Repeat the lines that follow, leaving nothing out.

Material provided
##########

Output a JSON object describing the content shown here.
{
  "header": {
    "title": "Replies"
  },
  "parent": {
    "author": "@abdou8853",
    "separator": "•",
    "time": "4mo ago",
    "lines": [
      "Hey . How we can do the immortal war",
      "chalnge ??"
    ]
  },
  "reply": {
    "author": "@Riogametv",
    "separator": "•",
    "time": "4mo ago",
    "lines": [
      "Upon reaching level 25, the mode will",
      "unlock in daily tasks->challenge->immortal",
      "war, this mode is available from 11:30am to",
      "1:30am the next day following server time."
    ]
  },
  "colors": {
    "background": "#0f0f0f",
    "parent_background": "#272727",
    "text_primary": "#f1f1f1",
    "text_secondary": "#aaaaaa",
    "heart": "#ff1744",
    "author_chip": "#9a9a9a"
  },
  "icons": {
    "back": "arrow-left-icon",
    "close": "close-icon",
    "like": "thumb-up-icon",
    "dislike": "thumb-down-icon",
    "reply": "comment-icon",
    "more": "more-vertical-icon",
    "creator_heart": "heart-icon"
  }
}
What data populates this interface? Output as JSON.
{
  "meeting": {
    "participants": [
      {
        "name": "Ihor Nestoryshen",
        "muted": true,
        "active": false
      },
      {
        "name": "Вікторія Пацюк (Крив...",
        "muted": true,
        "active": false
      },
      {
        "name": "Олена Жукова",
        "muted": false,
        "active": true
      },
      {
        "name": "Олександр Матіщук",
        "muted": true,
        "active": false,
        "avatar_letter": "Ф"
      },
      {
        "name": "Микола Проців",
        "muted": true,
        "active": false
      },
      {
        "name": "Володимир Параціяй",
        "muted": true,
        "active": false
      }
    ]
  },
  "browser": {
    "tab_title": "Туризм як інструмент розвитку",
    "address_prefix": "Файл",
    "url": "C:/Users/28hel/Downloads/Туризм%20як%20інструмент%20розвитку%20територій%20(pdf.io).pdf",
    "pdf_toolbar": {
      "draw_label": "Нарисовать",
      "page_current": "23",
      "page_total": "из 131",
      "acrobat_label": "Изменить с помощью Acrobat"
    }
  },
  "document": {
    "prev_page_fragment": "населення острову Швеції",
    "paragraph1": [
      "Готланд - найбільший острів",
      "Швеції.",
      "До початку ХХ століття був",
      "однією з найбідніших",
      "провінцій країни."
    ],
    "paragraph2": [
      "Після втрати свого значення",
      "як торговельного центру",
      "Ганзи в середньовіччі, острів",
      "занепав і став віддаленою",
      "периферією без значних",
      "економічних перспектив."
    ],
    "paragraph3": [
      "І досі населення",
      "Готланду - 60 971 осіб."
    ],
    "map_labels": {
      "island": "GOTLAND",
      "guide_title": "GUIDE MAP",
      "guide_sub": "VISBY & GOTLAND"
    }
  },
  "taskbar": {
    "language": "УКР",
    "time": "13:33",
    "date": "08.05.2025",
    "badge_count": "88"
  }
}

##########

Result for this exercise
Output a JSON object describing the content shown here.
{
  "header": {
    "title": "Replies"
  },
  "parent": {
    "author": "@abdou8853",
    "separator": "•",
    "time": "4mo ago",
    "lines": [
      "Hey . How we can do the immortal war",
      "chalnge ??"
    ]
  },
  "reply": {
    "author": "@Riogametv",
    "separator": "•",
    "time": "4mo ago",
    "lines": [
      "Upon reaching level 25, the mode will",
      "unlock in daily tasks->challenge->immortal",
      "war, this mode is available from 11:30am to",
      "1:30am the next day following server time."
    ]
  },
  "colors": {
    "background": "#0f0f0f",
    "parent_background": "#272727",
    "text_primary": "#f1f1f1",
    "text_secondary": "#aaaaaa",
    "heart": "#ff1744",
    "author_chip": "#9a9a9a"
  },
  "icons": {
    "back": "arrow-left-icon",
    "close": "close-icon",
    "like": "thumb-up-icon",
    "dislike": "thumb-down-icon",
    "reply": "comment-icon",
    "more": "more-vertical-icon",
    "creator_heart": "heart-icon"
  }
}
What data populates this interface? Output as JSON.
{
  "meeting": {
    "participants": [
      {
        "name": "Ihor Nestoryshen",
        "muted": true,
        "active": false
      },
      {
        "name": "Вікторія Пацюк (Крив...",
        "muted": true,
        "active": false
      },
      {
        "name": "Олена Жукова",
        "muted": false,
        "active": true
      },
      {
        "name": "Олександр Матіщук",
        "muted": true,
        "active": false,
        "avatar_letter": "Ф"
      },
      {
        "name": "Микола Проців",
        "muted": true,
        "active": false
      },
      {
        "name": "Володимир Параціяй",
        "muted": true,
        "active": false
      }
    ]
  },
  "browser": {
    "tab_title": "Туризм як інструмент розвитку",
    "address_prefix": "Файл",
    "url": "C:/Users/28hel/Downloads/Туризм%20як%20інструмент%20розвитку%20територій%20(pdf.io).pdf",
    "pdf_toolbar": {
      "draw_label": "Нарисовать",
      "page_current": "23",
      "page_total": "из 131",
      "acrobat_label": "Изменить с помощью Acrobat"
    }
  },
  "document": {
    "prev_page_fragment": "населення острову Швеції",
    "paragraph1": [
      "Готланд - найбільший острів",
      "Швеції.",
      "До початку ХХ століття був",
      "однією з найбідніших",
      "провінцій країни."
    ],
    "paragraph2": [
      "Після втрати свого значення",
      "як торговельного центру",
      "Ганзи в середньовіччі, острів",
      "занепав і став віддаленою",
      "периферією без значних",
      "економічних перспектив."
    ],
    "paragraph3": [
      "І досі населення",
      "Готланду - 60 971 осіб."
    ],
    "map_labels": {
      "island": "GOTLAND",
      "guide_title": "GUIDE MAP",
      "guide_sub": "VISBY & GOTLAND"
    }
  },
  "taskbar": {
    "language": "УКР",
    "time": "13:33",
    "date": "08.05.2025",
    "badge_count": "88"
  }
}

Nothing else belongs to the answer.